§ **Work to do**
Hunt for the word "системы" across the entries below, copying each line that holds it.

Dataset entries
* * * * *

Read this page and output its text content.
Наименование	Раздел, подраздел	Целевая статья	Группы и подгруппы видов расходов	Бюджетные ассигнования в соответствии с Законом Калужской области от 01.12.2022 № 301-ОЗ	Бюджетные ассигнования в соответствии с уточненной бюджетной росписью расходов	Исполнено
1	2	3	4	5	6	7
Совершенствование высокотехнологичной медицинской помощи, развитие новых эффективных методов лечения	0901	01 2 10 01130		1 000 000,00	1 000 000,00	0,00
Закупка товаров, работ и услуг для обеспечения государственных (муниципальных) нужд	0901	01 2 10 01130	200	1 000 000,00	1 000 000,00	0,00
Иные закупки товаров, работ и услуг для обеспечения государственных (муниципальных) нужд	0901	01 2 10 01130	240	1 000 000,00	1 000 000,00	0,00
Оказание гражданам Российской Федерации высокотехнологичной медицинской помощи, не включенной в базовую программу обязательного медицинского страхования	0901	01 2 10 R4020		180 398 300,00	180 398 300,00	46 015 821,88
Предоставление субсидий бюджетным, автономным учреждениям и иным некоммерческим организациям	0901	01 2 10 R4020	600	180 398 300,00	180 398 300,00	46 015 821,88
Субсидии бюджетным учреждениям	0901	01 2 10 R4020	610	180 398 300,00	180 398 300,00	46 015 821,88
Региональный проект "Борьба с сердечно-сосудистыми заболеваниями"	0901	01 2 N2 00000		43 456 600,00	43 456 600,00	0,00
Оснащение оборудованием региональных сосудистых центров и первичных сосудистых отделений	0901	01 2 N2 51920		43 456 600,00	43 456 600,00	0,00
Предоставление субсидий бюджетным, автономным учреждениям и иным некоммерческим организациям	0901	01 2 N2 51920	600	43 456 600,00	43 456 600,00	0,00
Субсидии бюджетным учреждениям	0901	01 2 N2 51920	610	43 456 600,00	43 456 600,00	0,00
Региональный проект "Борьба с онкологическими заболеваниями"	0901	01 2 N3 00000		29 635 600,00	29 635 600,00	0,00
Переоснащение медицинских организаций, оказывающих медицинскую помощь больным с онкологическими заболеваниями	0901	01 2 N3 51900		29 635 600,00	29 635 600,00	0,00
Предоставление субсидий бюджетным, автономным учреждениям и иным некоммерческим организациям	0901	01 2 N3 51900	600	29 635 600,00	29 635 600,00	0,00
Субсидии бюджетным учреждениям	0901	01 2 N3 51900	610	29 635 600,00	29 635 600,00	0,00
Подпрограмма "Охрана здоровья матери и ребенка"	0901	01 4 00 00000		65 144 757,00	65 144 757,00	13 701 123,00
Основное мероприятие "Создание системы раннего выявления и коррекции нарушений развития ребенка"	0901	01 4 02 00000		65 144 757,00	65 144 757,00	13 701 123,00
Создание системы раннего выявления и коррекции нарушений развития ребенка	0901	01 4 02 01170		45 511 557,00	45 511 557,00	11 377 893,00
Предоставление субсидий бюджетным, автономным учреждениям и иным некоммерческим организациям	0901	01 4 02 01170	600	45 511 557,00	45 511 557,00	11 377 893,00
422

* * * * *

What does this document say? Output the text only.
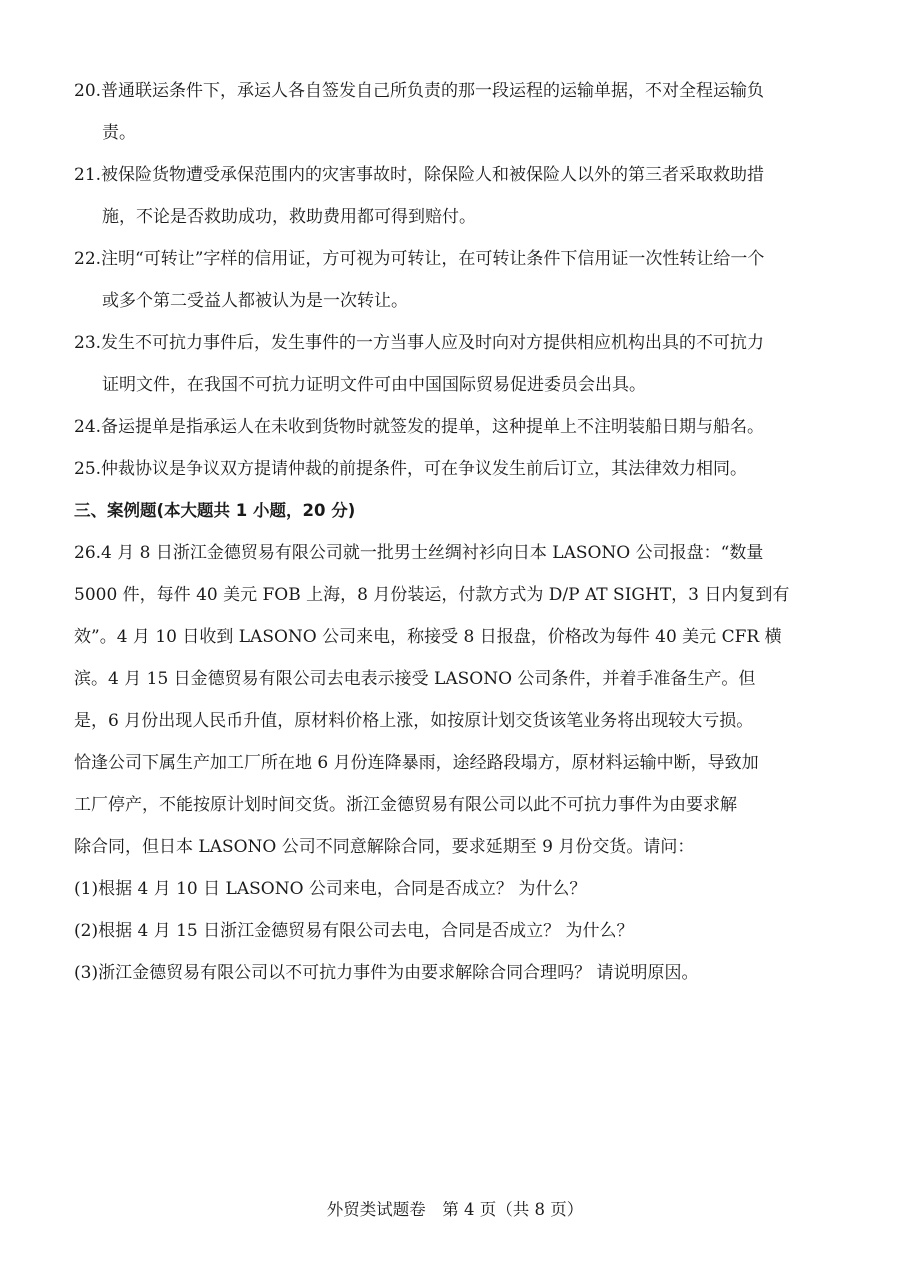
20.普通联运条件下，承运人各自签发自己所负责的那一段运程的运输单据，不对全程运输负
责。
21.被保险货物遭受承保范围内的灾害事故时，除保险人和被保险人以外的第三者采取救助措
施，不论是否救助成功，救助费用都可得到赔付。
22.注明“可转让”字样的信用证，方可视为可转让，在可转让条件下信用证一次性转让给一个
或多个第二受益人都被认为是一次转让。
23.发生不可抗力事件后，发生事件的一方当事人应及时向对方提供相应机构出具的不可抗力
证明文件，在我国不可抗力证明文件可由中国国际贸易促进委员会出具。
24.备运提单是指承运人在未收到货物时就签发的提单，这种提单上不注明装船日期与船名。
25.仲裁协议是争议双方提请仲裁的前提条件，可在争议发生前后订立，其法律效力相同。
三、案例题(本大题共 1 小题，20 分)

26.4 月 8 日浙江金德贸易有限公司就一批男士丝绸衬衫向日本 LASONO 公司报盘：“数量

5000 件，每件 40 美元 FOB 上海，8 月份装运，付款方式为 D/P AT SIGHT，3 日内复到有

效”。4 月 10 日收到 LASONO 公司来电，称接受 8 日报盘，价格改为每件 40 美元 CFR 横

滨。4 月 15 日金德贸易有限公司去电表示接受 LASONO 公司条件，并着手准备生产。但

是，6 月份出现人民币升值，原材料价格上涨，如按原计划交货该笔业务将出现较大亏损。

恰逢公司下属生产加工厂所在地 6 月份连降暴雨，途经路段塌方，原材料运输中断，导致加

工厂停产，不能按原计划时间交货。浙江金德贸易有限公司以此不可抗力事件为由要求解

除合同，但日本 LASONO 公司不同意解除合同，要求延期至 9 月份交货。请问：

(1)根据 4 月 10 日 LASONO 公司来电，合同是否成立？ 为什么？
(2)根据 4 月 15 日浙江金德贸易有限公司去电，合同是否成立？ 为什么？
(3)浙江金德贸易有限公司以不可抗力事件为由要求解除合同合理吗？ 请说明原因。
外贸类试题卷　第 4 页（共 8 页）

* * * * *

§ **Result**
Основное мероприятие "Создание системы раннего выявления и коррекции нарушений развития ребенка"	0901	01 4 02 00000		65 144 757,00	65 144 757,00	13 701 123,00
Создание системы раннего выявления и коррекции нарушений развития ребенка	0901	01 4 02 01170		45 511 557,00	45 511 557,00	11 377 893,00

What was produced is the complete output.